* **Set exercise**
Which lines hold the word "position"? Copy each of them.
▽
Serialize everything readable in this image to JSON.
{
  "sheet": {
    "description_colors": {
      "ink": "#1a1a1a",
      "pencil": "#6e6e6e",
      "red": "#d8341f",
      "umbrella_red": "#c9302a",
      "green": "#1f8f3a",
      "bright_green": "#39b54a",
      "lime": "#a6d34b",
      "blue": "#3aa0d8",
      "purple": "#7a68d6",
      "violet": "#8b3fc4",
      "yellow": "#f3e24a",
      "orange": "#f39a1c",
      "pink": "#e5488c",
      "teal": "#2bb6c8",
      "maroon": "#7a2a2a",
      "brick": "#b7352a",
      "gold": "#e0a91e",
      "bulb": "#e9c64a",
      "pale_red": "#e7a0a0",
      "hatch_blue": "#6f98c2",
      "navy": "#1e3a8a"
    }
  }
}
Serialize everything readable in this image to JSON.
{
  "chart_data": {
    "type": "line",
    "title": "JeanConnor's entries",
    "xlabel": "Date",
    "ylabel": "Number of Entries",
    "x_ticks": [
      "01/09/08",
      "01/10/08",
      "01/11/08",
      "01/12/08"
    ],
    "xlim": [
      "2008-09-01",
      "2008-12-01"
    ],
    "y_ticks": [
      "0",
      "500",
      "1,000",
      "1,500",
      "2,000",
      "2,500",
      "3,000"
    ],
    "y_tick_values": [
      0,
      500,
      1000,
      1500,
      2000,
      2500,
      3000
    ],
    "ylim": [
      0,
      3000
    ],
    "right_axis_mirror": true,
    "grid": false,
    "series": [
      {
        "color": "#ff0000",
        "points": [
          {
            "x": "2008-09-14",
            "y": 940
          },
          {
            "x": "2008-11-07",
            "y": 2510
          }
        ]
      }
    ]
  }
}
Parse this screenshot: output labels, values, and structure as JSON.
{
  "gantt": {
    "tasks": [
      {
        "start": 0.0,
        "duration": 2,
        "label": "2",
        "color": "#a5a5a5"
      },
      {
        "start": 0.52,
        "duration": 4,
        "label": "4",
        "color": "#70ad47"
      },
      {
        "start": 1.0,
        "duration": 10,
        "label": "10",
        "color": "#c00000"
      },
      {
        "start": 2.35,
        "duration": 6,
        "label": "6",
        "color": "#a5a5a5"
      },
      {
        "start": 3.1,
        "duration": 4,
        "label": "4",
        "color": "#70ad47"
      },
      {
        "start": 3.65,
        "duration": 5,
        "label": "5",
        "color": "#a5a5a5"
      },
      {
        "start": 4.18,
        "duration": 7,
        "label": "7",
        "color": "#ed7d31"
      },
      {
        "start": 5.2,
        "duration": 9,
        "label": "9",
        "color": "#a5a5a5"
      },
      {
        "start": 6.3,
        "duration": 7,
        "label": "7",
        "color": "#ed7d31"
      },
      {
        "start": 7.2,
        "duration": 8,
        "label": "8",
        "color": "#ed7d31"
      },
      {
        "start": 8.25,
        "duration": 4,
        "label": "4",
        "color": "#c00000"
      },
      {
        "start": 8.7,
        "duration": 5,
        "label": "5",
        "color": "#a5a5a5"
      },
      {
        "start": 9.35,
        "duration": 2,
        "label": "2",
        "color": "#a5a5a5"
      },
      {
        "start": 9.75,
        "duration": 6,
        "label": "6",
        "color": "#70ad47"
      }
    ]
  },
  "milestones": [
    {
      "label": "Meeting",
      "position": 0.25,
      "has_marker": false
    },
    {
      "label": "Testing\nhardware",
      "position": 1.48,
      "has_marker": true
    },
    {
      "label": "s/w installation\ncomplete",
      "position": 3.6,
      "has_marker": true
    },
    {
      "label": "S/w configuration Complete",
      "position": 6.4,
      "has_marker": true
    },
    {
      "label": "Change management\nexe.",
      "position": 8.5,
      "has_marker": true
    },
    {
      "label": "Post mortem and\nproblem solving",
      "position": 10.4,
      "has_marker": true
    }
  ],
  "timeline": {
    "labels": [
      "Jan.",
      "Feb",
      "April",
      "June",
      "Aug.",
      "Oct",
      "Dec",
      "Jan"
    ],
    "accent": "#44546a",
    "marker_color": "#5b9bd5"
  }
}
△
* **Answer**
      "position": 0.25,
      "position": 1.48,
      "position": 3.6,
      "position": 6.4,
      "position": 8.5,
      "position": 10.4,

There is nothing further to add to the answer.